## WHAT IS NEEDED
Transcribe all of the material exactly. Any picture in it should be left out.

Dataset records
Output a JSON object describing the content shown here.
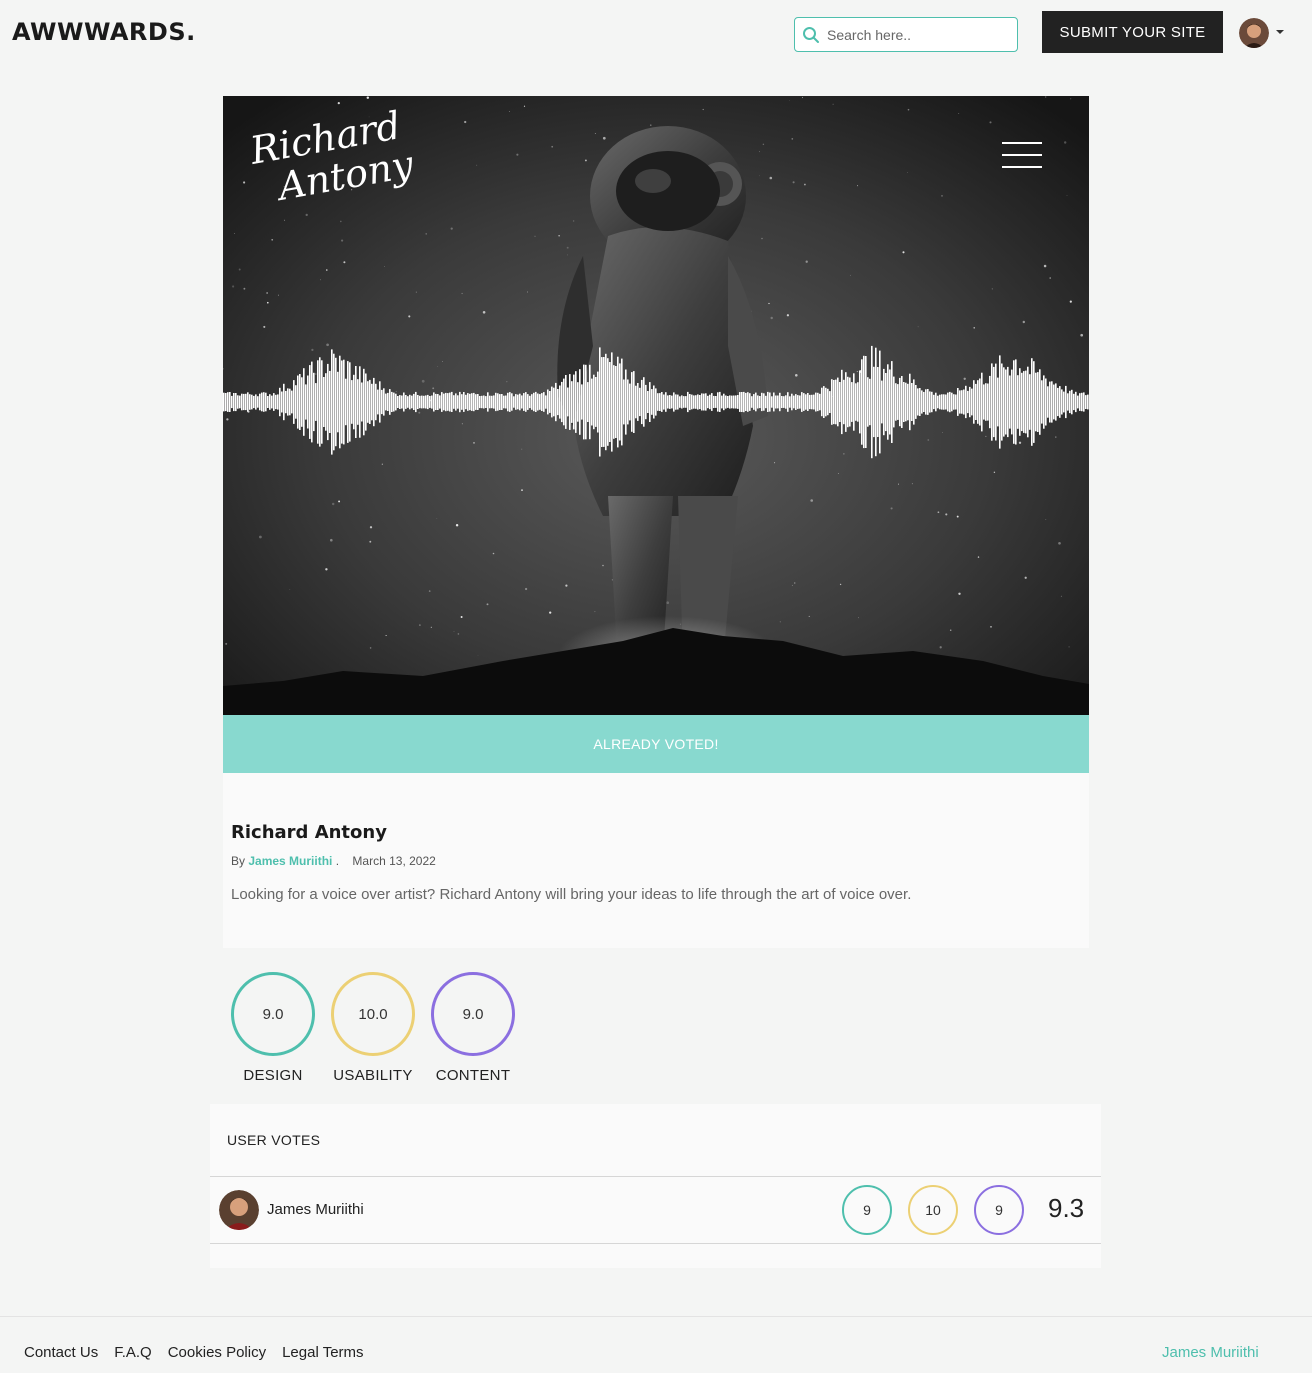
{
  "header": {
    "brand": "AWWWARDS.",
    "search_placeholder": "Search here..",
    "submit_label": "SUBMIT YOUR SITE"
  },
  "hero": {
    "logo_line1": "Richard",
    "logo_line2": "Antony"
  },
  "vote_status": "ALREADY VOTED!",
  "site": {
    "title": "Richard Antony",
    "by_prefix": "By",
    "author": "James Muriithi",
    "author_suffix": ".",
    "date": "March 13, 2022",
    "description": "Looking for a voice over artist? Richard Antony will bring your ideas to life through the art of voice over."
  },
  "scores": [
    {
      "value": "9.0",
      "label": "DESIGN",
      "color": "#4ebfad"
    },
    {
      "value": "10.0",
      "label": "USABILITY",
      "color": "#ecd074"
    },
    {
      "value": "9.0",
      "label": "CONTENT",
      "color": "#8b6fe0"
    }
  ],
  "user_votes": {
    "title": "USER VOTES",
    "rows": [
      {
        "name": "James Muriithi",
        "design": "9",
        "usability": "10",
        "content": "9",
        "average": "9.3"
      }
    ]
  },
  "footer": {
    "links": [
      "Contact Us",
      "F.A.Q",
      "Cookies Policy",
      "Legal Terms"
    ],
    "credit": "James Muriithi"
  },
  "colors": {
    "accent": "#4ebfad",
    "vote_bar": "#88d9cf",
    "design": "#4ebfad",
    "usability": "#ecd074",
    "content": "#8b6fe0"
  },
  "icons": [
    "search-icon",
    "hamburger-menu-icon",
    "chevron-down-icon"
  ]
}
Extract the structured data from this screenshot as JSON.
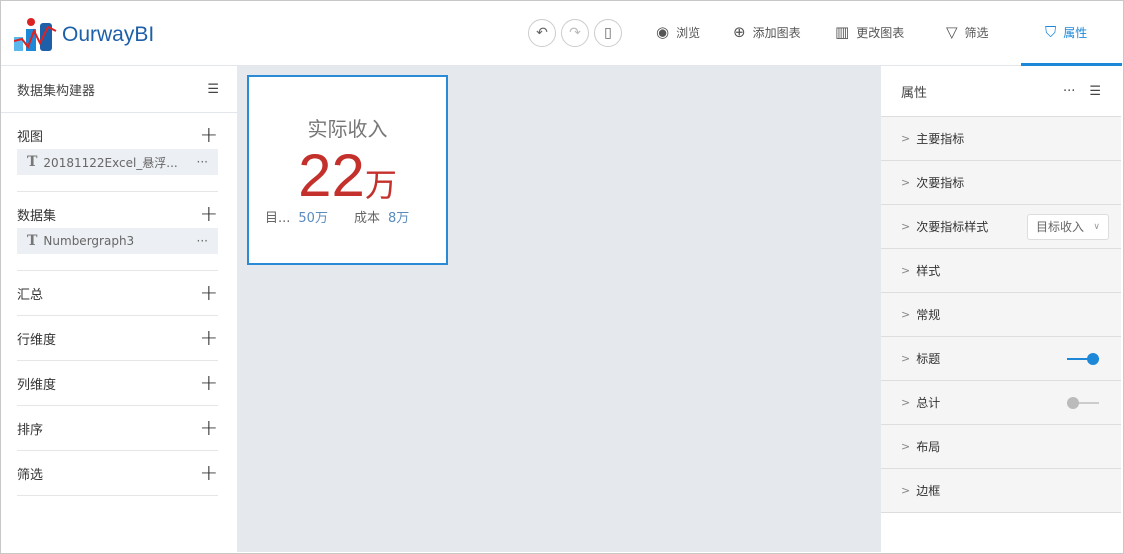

## CORRECT RESULT
Output a JSON object describing the content shown here.
{
  "header": {
    "brand": "AWWWARDS.",
    "search_placeholder": "Search here..",
    "submit_label": "SUBMIT YOUR SITE"
  },
  "hero": {
    "logo_line1": "Richard",
    "logo_line2": "Antony"
  },
  "vote_status": "ALREADY VOTED!",
  "site": {
    "title": "Richard Antony",
    "by_prefix": "By",
    "author": "James Muriithi",
    "author_suffix": ".",
    "date": "March 13, 2022",
    "description": "Looking for a voice over artist? Richard Antony will bring your ideas to life through the art of voice over."
  },
  "scores": [
    {
      "value": "9.0",
      "label": "DESIGN",
      "color": "#4ebfad"
    },
    {
      "value": "10.0",
      "label": "USABILITY",
      "color": "#ecd074"
    },
    {
      "value": "9.0",
      "label": "CONTENT",
      "color": "#8b6fe0"
    }
  ],
  "user_votes": {
    "title": "USER VOTES",
    "rows": [
      {
        "name": "James Muriithi",
        "design": "9",
        "usability": "10",
        "content": "9",
        "average": "9.3"
      }
    ]
  },
  "footer": {
    "links": [
      "Contact Us",
      "F.A.Q",
      "Cookies Policy",
      "Legal Terms"
    ],
    "credit": "James Muriithi"
  },
  "colors": {
    "accent": "#4ebfad",
    "vote_bar": "#88d9cf",
    "design": "#4ebfad",
    "usability": "#ecd074",
    "content": "#8b6fe0"
  },
  "icons": [
    "search-icon",
    "hamburger-menu-icon",
    "chevron-down-icon"
  ]
}
Extract the structured data from this screenshot as JSON.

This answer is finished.